Records follow. Pull out every line that contains "each".
━━━━━━━━
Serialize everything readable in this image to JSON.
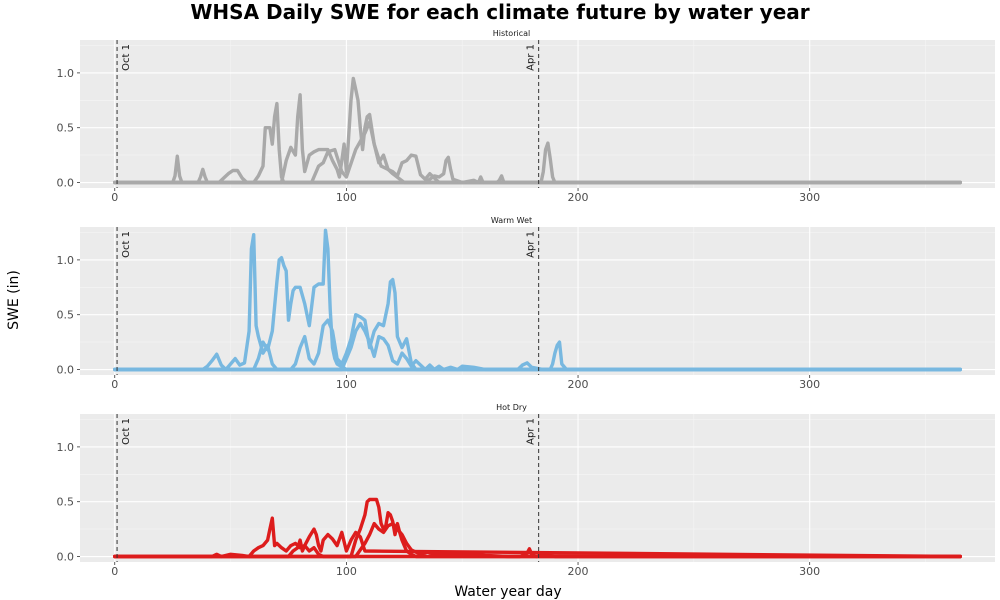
{
  "title": "WHSA Daily SWE for each climate future by water year",
  "colors": {
    "panel_bg": "#ebebeb",
    "grid_major": "#ffffff",
    "vline": "#333333"
  },
  "chart_data": {
    "type": "line",
    "title": "WHSA Daily SWE for each climate future by water year",
    "xlabel": "Water year day",
    "ylabel": "SWE (in)",
    "xlim": [
      -15,
      380
    ],
    "ylim": [
      -0.05,
      1.3
    ],
    "x_ticks": [
      0,
      100,
      200,
      300
    ],
    "y_ticks": [
      0.0,
      0.5,
      1.0
    ],
    "y_tick_labels": [
      "0.0",
      "0.5",
      "1.0"
    ],
    "vlines": [
      {
        "x": 1,
        "label": "Oct 1"
      },
      {
        "x": 183,
        "label": "Apr 1"
      }
    ],
    "grid": true,
    "legend": "none",
    "panels": [
      {
        "strip": "Historical",
        "color": "#a9a9a9",
        "series": [
          {
            "x": [
              0,
              25,
              26,
              27,
              28,
              29,
              36,
              37,
              38,
              39,
              40,
              45,
              47,
              49,
              51,
              53,
              55,
              57,
              60,
              365
            ],
            "values": [
              0,
              0,
              0.06,
              0.24,
              0.06,
              0,
              0,
              0.05,
              0.12,
              0.05,
              0,
              0,
              0.04,
              0.08,
              0.11,
              0.11,
              0.04,
              0,
              0,
              0
            ]
          },
          {
            "x": [
              0,
              60,
              62,
              64,
              65,
              66,
              67,
              68,
              69,
              70,
              71,
              72,
              73,
              75,
              200,
              365
            ],
            "values": [
              0,
              0,
              0.06,
              0.15,
              0.5,
              0.5,
              0.5,
              0.35,
              0.6,
              0.72,
              0.3,
              0.05,
              0,
              0,
              0,
              0
            ]
          },
          {
            "x": [
              0,
              72,
              74,
              76,
              78,
              79,
              80,
              81,
              82,
              84,
              86,
              88,
              90,
              92,
              94,
              96,
              97,
              98,
              99,
              100,
              102,
              103,
              104,
              105,
              106,
              107,
              108,
              109,
              110,
              112,
              114,
              116,
              118,
              120,
              125,
              365
            ],
            "values": [
              0,
              0,
              0.2,
              0.32,
              0.25,
              0.6,
              0.8,
              0.3,
              0.1,
              0.25,
              0.28,
              0.3,
              0.3,
              0.3,
              0.2,
              0.12,
              0.05,
              0.2,
              0.35,
              0.1,
              0.75,
              0.95,
              0.85,
              0.75,
              0.5,
              0.3,
              0.5,
              0.6,
              0.62,
              0.35,
              0.18,
              0.25,
              0.12,
              0.08,
              0,
              0
            ]
          },
          {
            "x": [
              0,
              85,
              88,
              90,
              92,
              95,
              98,
              100,
              104,
              108,
              110,
              112,
              115,
              118,
              120,
              122,
              124,
              126,
              128,
              130,
              132,
              134,
              136,
              140,
              365
            ],
            "values": [
              0,
              0,
              0.15,
              0.18,
              0.28,
              0.3,
              0.1,
              0.05,
              0.3,
              0.45,
              0.55,
              0.35,
              0.15,
              0.12,
              0.1,
              0.06,
              0.18,
              0.2,
              0.25,
              0.24,
              0.07,
              0.03,
              0.08,
              0,
              0
            ]
          },
          {
            "x": [
              0,
              134,
              136,
              138,
              140,
              142,
              143,
              144,
              145,
              146,
              150,
              155,
              157,
              158,
              159,
              165,
              166,
              167,
              168,
              175,
              180,
              184,
              185,
              186,
              187,
              188,
              189,
              190,
              191,
              192,
              200,
              365
            ],
            "values": [
              0,
              0,
              0.03,
              0.06,
              0.05,
              0.08,
              0.2,
              0.23,
              0.12,
              0.03,
              0,
              0.02,
              0,
              0.05,
              0,
              0,
              0.02,
              0.06,
              0,
              0,
              0,
              0,
              0.1,
              0.3,
              0.36,
              0.22,
              0.05,
              0,
              0,
              0,
              0,
              0
            ]
          }
        ]
      },
      {
        "strip": "Warm Wet",
        "color": "#78b8e0",
        "series": [
          {
            "x": [
              0,
              38,
              40,
              42,
              44,
              46,
              48,
              50,
              52,
              54,
              56,
              58,
              59,
              60,
              61,
              62,
              64,
              66,
              68,
              70,
              365
            ],
            "values": [
              0,
              0,
              0.03,
              0.08,
              0.14,
              0.04,
              0,
              0.05,
              0.1,
              0.04,
              0.06,
              0.35,
              1.1,
              1.23,
              0.4,
              0.3,
              0.15,
              0.22,
              0.05,
              0,
              0
            ]
          },
          {
            "x": [
              0,
              60,
              62,
              64,
              66,
              68,
              70,
              71,
              72,
              73,
              74,
              75,
              76,
              77,
              78,
              80,
              82,
              84,
              86,
              88,
              90,
              91,
              92,
              93,
              94,
              95,
              96,
              100,
              365
            ],
            "values": [
              0,
              0,
              0.1,
              0.25,
              0.18,
              0.35,
              0.8,
              1.0,
              1.02,
              0.95,
              0.9,
              0.45,
              0.6,
              0.72,
              0.75,
              0.75,
              0.6,
              0.4,
              0.75,
              0.78,
              0.78,
              1.27,
              1.1,
              0.55,
              0.2,
              0.1,
              0.05,
              0,
              0
            ]
          },
          {
            "x": [
              0,
              76,
              78,
              80,
              82,
              84,
              86,
              88,
              90,
              92,
              94,
              96,
              98,
              100,
              102,
              104,
              106,
              108,
              110,
              112,
              114,
              116,
              118,
              119,
              120,
              121,
              122,
              124,
              126,
              128,
              130,
              365
            ],
            "values": [
              0,
              0,
              0.05,
              0.2,
              0.3,
              0.1,
              0.05,
              0.15,
              0.4,
              0.45,
              0.35,
              0.1,
              0.05,
              0.15,
              0.28,
              0.5,
              0.48,
              0.45,
              0.2,
              0.35,
              0.42,
              0.4,
              0.6,
              0.8,
              0.82,
              0.7,
              0.3,
              0.2,
              0.28,
              0.06,
              0,
              0
            ]
          },
          {
            "x": [
              0,
              98,
              100,
              102,
              104,
              106,
              108,
              110,
              112,
              114,
              116,
              118,
              120,
              122,
              124,
              126,
              128,
              130,
              134,
              136,
              138,
              140,
              142,
              145,
              148,
              150,
              155,
              160,
              365
            ],
            "values": [
              0,
              0,
              0.1,
              0.2,
              0.35,
              0.42,
              0.35,
              0.25,
              0.12,
              0.3,
              0.28,
              0.22,
              0.08,
              0.05,
              0.15,
              0.1,
              0.03,
              0.08,
              0,
              0.04,
              0,
              0.03,
              0,
              0.02,
              0,
              0.03,
              0.02,
              0,
              0
            ]
          },
          {
            "x": [
              0,
              170,
              174,
              176,
              178,
              180,
              185,
              188,
              189,
              190,
              191,
              192,
              193,
              195,
              365
            ],
            "values": [
              0,
              0,
              0,
              0.04,
              0.06,
              0.02,
              0,
              0,
              0.05,
              0.15,
              0.22,
              0.25,
              0.05,
              0,
              0
            ]
          }
        ]
      },
      {
        "strip": "Hot Dry",
        "color": "#dd1c1c",
        "series": [
          {
            "x": [
              0,
              42,
              44,
              46,
              50,
              55,
              58,
              60,
              62,
              64,
              66,
              67,
              68,
              69,
              70,
              72,
              74,
              76,
              78,
              80,
              82,
              84,
              86,
              88,
              90,
              365
            ],
            "values": [
              0,
              0,
              0.02,
              0,
              0.02,
              0.01,
              0,
              0.05,
              0.08,
              0.1,
              0.15,
              0.25,
              0.35,
              0.1,
              0.12,
              0.08,
              0.05,
              0.1,
              0.12,
              0.08,
              0.1,
              0.05,
              0.08,
              0.02,
              0,
              0
            ]
          },
          {
            "x": [
              0,
              75,
              77,
              79,
              80,
              81,
              82,
              84,
              86,
              87,
              88,
              89,
              90,
              92,
              94,
              96,
              98,
              100,
              102,
              104,
              106,
              108,
              365
            ],
            "values": [
              0,
              0,
              0.05,
              0.08,
              0.15,
              0.05,
              0.1,
              0.18,
              0.25,
              0.2,
              0.1,
              0.05,
              0.15,
              0.2,
              0.16,
              0.1,
              0.22,
              0.05,
              0.15,
              0.22,
              0.18,
              0.05,
              0
            ]
          },
          {
            "x": [
              0,
              102,
              104,
              106,
              108,
              109,
              110,
              111,
              112,
              113,
              114,
              115,
              116,
              117,
              118,
              119,
              120,
              121,
              122,
              123,
              124,
              125,
              126,
              128,
              130,
              365
            ],
            "values": [
              0,
              0,
              0.15,
              0.25,
              0.38,
              0.5,
              0.52,
              0.52,
              0.52,
              0.52,
              0.45,
              0.3,
              0.25,
              0.28,
              0.4,
              0.38,
              0.32,
              0.2,
              0.3,
              0.22,
              0.15,
              0.1,
              0.05,
              0.02,
              0,
              0
            ]
          },
          {
            "x": [
              0,
              104,
              106,
              108,
              110,
              112,
              114,
              116,
              118,
              120,
              122,
              124,
              126,
              128,
              130,
              132,
              135,
              138,
              140,
              145,
              150,
              155,
              160,
              170,
              175,
              178,
              179,
              180,
              182,
              185,
              188,
              190,
              365
            ],
            "values": [
              0,
              0,
              0.06,
              0.12,
              0.2,
              0.3,
              0.25,
              0.22,
              0.28,
              0.3,
              0.25,
              0.2,
              0.12,
              0.06,
              0.04,
              0.02,
              0.04,
              0.02,
              0.03,
              0.02,
              0.03,
              0.02,
              0.01,
              0,
              0,
              0.03,
              0.07,
              0.02,
              0,
              0.02,
              0.01,
              0,
              0
            ]
          }
        ]
      }
    ]
  }
}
━━━━━━━━
The result
  "title": "WHSA Daily SWE for each climate future by water year",
    "title": "WHSA Daily SWE for each climate future by water year",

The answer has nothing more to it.